-- start of Source records --
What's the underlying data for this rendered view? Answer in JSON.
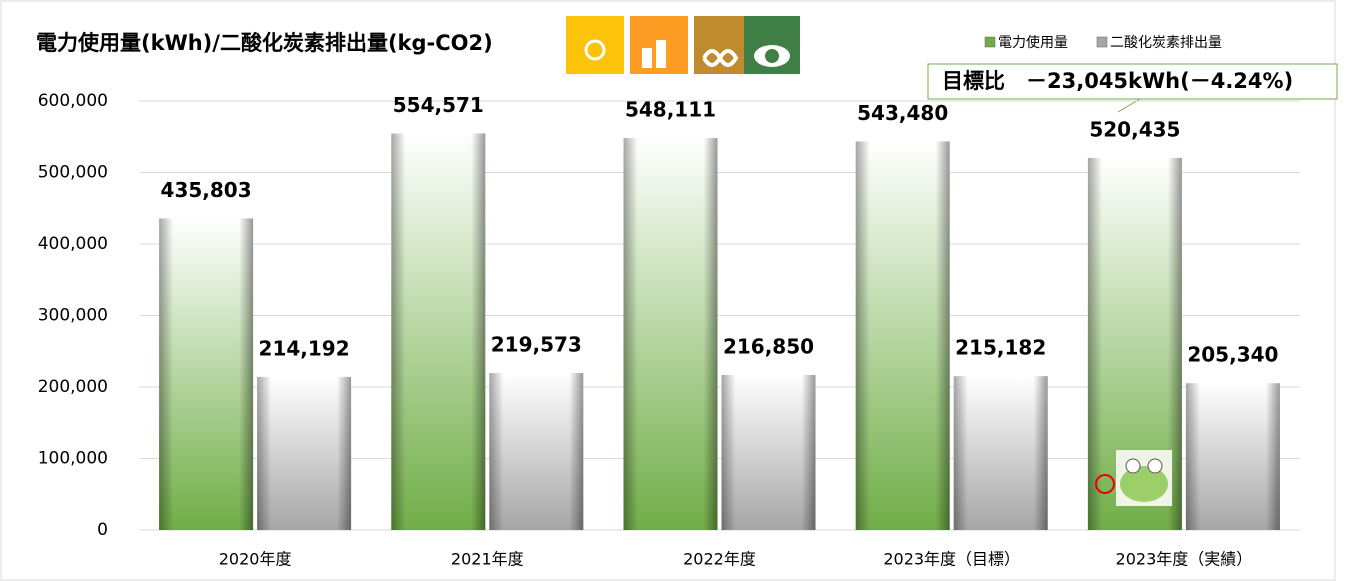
{
  "chart_data": {
    "type": "bar",
    "title": "電力使用量(kWh)/二酸化炭素排出量(kg-CO2)",
    "annotation": "目標比　－23,045kWh(－4.24%)",
    "categories": [
      "2020年度",
      "2021年度",
      "2022年度",
      "2023年度（目標）",
      "2023年度（実績）"
    ],
    "series": [
      {
        "name": "電力使用量",
        "color": "#70ad47",
        "values": [
          435803,
          554571,
          548111,
          543480,
          520435
        ],
        "value_labels": [
          "435,803",
          "554,571",
          "548,111",
          "543,480",
          "520,435"
        ]
      },
      {
        "name": "二酸化炭素排出量",
        "color": "#a6a6a6",
        "values": [
          214192,
          219573,
          216850,
          215182,
          205340
        ],
        "value_labels": [
          "214,192",
          "219,573",
          "216,850",
          "215,182",
          "205,340"
        ]
      }
    ],
    "ylim": [
      0,
      600000
    ],
    "yticks": [
      0,
      {
        "value": 100000,
        "label": "100,000"
      },
      {
        "value": 200000,
        "label": "200,000"
      },
      {
        "value": 300000,
        "label": "300,000"
      },
      {
        "value": 400000,
        "label": "400,000"
      },
      {
        "value": 500000,
        "label": "500,000"
      },
      {
        "value": 600000,
        "label": "600,000"
      }
    ],
    "grid": true,
    "legend": "top-right"
  }
}
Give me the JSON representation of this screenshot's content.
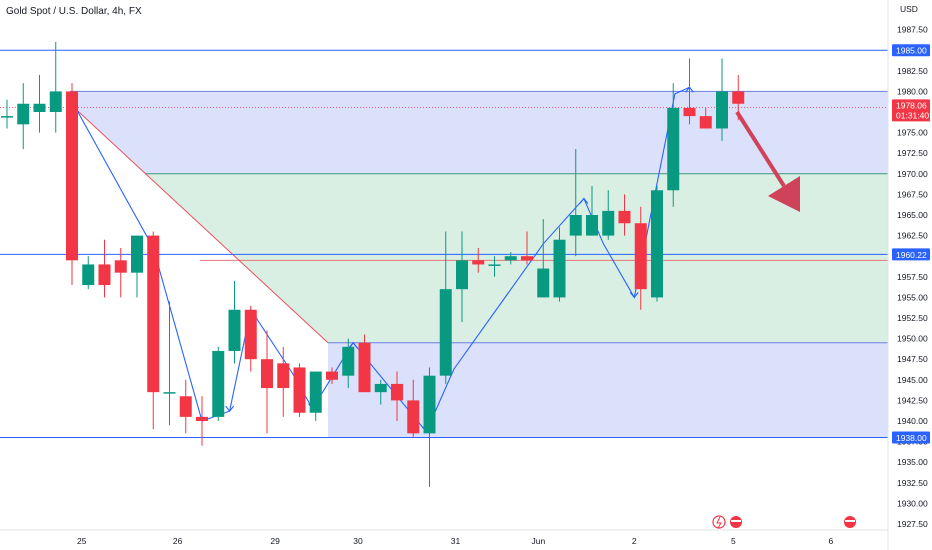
-- end of Source records --
Find every line of the data that holds the string "this", then say how many there are and nothing else.

2